■ 文書抜粋:
◇ ◇ ◇

印字動作に先立ち、LEDプリンタの電源2を投入すると、まず、マイクロプロセッサ11が制御信号を補正データ格納ROM12に送出し、これにより補正データ格納ROM12からマイクロプロセッサ11に対し補正コードデータ信号が送られる。そしてマイクロプロセッサ11は第2クロック信号と共に補正コードデータ信号を補正データ用シフトレジスタ部16に送出する。ここで補正データコード信号は、1ライン印字がmドットとすると、4mビットの直列ディジタル信号で、そのうち直列4ビットが1ビット印字の補正データに対応している。補正データ信号及び第2クロック信号の送出期間は電源2の投入後の一定期間だけであり、それらが一度送出されると、電源を切るまで補正データは再び送出されることがない。この4mビットの直列ディジタル信号は第2クロック毎に順次補正データ用シフトレジスタ部16の最下位Dフリップ・フロップ(F/F)に入力される。4m個の第2クロックパルスによって4mビットの直列ディジタル信号が補正データ用シフトレジスタ部16に全部記憶される。この後においては、マイクロプロセッサ11が第2クロックパルスを送出しないため、補正データ用シフトレジスタ16自身はシフト動作せず、4mビットの直列ディジタル信号たる補正データがそのまま補正データ用シフトレジスタ部16に保持される。ここで、補正データ用シフトレジスタ16の部分シフトレジスタ16−1の出力は、第1桁目B11,第2桁目B12,第3桁目B13,第4桁目B14の4ビット信号(1ドット補正データ信号に相当する)を維持する。

◇ ◇ ◇

■ データ内容:
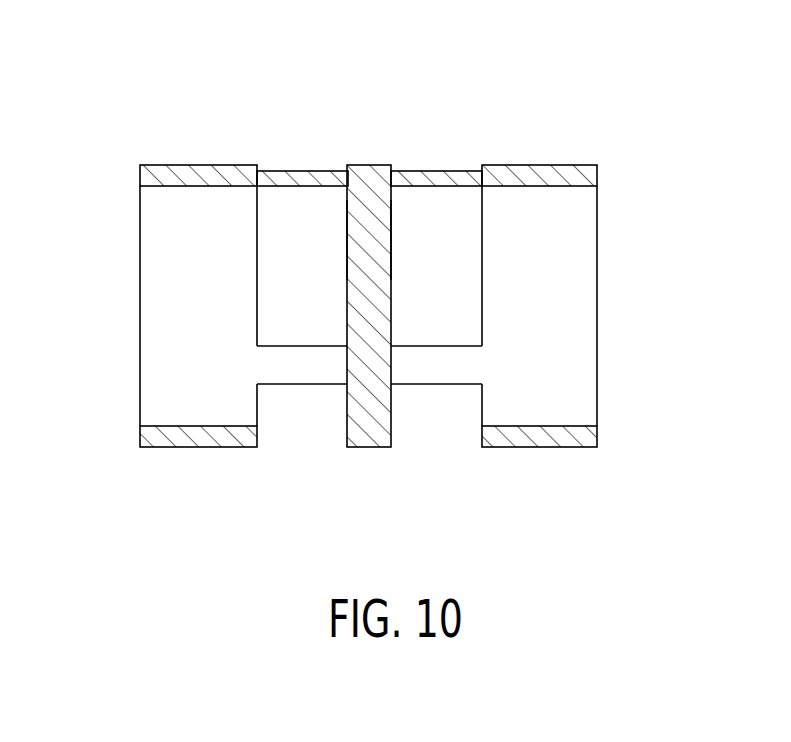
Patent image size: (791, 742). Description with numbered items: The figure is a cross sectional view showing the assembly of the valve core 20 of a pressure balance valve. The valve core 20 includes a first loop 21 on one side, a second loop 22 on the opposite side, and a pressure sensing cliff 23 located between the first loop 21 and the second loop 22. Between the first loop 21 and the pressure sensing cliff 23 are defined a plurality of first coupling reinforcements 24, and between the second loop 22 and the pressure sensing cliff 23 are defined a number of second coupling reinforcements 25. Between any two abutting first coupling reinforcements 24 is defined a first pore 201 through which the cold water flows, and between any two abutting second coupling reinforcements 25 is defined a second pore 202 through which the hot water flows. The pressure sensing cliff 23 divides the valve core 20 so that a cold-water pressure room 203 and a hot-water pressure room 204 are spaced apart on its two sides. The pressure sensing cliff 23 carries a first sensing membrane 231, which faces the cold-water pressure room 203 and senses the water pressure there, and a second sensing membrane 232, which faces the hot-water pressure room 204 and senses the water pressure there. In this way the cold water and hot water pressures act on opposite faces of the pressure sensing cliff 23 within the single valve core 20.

◇ ◇ ◇

■ 作業指示: 文書抜粋で参照符号が付されている構成要素を、名称と符号の組で漏れなく列挙せよ。

■ 作業結果:
- 電源2
- マイクロプロセッサ11
- 補正データ格納ROM12
- 補正データ用シフトレジスタ部16
- 部分シフトレジスタ16−1